>> start Data for the task
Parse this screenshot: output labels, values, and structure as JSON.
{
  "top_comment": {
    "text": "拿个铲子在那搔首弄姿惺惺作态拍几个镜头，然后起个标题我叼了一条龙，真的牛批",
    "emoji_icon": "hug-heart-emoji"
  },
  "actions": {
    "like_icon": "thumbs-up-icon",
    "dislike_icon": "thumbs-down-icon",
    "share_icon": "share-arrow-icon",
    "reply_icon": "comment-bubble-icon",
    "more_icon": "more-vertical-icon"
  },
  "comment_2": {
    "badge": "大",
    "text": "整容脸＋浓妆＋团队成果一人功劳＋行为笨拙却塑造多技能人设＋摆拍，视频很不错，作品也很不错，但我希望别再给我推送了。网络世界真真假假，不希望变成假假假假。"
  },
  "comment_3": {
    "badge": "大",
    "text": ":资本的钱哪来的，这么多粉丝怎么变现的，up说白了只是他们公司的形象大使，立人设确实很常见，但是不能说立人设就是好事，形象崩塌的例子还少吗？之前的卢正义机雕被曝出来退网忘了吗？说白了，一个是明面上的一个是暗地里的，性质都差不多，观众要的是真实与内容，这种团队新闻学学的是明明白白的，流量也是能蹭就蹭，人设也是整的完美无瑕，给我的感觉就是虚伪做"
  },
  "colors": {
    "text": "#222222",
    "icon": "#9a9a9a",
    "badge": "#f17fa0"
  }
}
>> end Data for the task
● Task to carry out:
Scan the lines for the string "text". Copy out each line that matches.

● Exercise response:
    "text": "拿个铲子在那搔首弄姿惺惺作态拍几个镜头，然后起个标题我叼了一条龙，真的牛批",
    "text": "整容脸＋浓妆＋团队成果一人功劳＋行为笨拙却塑造多技能人设＋摆拍，视频很不错，作品也很不错，但我希望别再给我推送了。网络世界真真假假，不希望变成假假假假。"
    "text": ":资本的钱哪来的，这么多粉丝怎么变现的，up说白了只是他们公司的形象大使，立人设确实很常见，但是不能说立人设就是好事，形象崩塌的例子还少吗？之前的卢正义机雕被曝出来退网忘了吗？说白了，一个是明面上的一个是暗地里的，性质都差不多，观众要的是真实与内容，这种团队新闻学学的是明明白白的，流量也是能蹭就蹭，人设也是整的完美无瑕，给我的感觉就是虚伪做"
    "text": "#222222",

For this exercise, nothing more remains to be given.